● **EXERCISE DIRECTIONS**
Identify each line in the records below that contains the word "label", and copy it.

● **DATA SUPPLIED**
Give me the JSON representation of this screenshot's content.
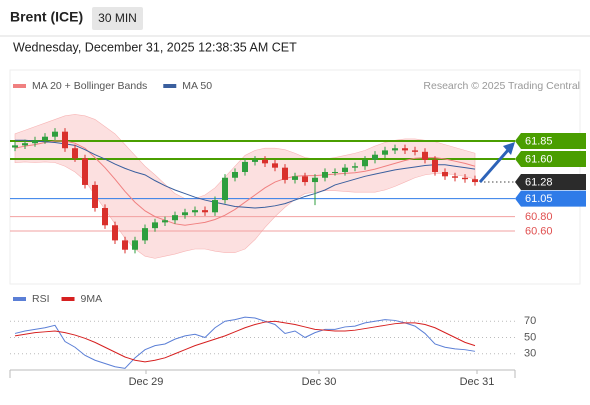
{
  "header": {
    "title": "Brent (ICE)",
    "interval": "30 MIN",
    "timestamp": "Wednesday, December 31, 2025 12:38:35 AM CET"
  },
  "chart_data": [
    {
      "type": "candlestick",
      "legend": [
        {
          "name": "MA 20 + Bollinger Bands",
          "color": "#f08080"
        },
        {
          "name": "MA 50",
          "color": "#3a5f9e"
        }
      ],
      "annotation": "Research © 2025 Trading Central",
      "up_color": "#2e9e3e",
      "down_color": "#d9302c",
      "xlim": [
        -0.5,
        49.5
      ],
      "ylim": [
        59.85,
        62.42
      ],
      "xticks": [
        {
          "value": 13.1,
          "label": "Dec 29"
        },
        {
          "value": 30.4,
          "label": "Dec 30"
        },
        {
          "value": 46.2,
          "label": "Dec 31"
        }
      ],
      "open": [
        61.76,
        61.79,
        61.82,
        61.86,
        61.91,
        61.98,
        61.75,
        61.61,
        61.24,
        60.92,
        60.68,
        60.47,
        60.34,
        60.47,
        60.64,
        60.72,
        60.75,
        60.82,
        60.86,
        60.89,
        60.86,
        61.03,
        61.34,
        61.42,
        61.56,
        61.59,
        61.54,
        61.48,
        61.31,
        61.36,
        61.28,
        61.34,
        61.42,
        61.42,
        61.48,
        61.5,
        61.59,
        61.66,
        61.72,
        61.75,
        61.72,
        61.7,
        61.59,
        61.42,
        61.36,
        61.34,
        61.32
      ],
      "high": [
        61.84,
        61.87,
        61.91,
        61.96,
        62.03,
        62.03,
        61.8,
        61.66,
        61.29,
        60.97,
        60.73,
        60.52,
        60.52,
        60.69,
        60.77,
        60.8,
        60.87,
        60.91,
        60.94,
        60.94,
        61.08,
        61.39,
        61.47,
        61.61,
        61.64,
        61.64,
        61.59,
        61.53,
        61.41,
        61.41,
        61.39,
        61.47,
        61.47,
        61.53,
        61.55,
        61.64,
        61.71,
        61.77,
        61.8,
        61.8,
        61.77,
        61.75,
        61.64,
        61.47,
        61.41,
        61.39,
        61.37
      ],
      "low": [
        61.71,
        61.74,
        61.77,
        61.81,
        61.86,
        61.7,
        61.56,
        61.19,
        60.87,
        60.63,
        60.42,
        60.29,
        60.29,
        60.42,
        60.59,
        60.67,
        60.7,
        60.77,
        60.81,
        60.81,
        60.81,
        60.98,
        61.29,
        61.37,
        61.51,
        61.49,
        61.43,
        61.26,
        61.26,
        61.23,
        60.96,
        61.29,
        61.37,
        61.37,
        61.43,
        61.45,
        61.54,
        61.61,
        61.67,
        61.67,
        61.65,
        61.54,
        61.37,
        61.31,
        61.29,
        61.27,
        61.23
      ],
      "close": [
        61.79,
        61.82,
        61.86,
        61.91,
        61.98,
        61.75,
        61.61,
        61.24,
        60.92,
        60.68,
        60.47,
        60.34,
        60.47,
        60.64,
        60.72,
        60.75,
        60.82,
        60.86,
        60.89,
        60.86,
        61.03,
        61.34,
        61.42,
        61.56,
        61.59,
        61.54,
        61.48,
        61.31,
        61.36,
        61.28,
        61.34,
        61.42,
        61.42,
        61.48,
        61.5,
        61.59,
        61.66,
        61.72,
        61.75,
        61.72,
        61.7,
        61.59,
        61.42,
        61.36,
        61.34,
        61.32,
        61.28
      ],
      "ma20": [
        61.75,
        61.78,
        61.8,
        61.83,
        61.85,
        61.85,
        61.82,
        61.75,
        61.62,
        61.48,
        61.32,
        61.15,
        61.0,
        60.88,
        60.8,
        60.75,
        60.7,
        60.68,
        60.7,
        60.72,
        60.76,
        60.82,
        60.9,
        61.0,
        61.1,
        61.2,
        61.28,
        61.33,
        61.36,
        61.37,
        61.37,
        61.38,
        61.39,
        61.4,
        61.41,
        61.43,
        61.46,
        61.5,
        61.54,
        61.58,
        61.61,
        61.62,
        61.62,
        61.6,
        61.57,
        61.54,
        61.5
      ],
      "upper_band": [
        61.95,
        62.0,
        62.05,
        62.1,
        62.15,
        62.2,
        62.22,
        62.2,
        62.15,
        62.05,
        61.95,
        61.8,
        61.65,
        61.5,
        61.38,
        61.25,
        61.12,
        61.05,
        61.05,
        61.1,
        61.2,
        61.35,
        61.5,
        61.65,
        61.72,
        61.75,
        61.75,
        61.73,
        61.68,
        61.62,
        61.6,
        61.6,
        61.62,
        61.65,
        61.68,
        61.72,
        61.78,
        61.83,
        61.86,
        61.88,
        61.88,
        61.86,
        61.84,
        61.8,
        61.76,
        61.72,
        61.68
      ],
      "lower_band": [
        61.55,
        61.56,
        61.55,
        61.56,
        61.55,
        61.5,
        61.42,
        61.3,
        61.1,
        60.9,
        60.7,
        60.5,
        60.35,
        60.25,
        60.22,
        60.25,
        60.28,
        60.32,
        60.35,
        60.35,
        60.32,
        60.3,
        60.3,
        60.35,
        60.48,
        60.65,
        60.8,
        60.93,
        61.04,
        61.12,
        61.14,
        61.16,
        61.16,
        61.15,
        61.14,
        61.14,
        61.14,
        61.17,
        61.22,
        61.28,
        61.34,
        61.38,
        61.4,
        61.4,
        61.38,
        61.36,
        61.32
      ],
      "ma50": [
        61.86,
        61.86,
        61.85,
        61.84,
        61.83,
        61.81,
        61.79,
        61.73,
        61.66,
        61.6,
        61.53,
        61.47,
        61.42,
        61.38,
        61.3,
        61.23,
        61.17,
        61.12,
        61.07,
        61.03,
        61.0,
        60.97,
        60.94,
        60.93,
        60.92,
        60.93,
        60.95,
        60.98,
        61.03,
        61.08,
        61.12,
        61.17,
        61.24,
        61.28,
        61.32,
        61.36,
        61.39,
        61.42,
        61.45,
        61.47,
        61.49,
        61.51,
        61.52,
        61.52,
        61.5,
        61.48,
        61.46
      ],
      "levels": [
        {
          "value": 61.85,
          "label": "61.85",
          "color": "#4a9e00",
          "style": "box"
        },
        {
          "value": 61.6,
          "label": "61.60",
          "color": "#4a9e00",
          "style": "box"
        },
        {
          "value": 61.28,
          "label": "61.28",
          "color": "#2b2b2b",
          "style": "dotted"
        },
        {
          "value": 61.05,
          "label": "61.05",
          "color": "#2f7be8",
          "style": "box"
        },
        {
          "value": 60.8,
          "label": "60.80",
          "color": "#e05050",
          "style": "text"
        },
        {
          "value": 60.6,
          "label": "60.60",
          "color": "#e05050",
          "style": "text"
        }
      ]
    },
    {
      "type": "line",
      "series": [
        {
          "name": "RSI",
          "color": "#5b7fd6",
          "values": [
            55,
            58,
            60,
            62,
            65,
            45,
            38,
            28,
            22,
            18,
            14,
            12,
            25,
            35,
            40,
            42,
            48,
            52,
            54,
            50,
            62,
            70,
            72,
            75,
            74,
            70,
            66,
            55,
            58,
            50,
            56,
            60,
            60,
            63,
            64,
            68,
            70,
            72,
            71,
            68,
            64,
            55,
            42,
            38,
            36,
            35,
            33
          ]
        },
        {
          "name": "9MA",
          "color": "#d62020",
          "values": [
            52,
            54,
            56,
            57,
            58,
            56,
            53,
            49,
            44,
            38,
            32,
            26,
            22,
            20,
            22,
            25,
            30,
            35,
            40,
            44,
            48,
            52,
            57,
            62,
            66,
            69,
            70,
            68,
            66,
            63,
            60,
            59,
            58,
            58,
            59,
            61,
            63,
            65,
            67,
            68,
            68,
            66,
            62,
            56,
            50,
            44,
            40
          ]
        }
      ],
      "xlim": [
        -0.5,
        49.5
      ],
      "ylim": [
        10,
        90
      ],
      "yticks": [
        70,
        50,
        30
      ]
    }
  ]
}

● **SOLUTION**
          "label": "Dec 29"
          "label": "Dec 30"
          "label": "Dec 31"
          "label": "61.85",
          "label": "61.60",
          "label": "61.28",
          "label": "61.05",
          "label": "60.80",
          "label": "60.60",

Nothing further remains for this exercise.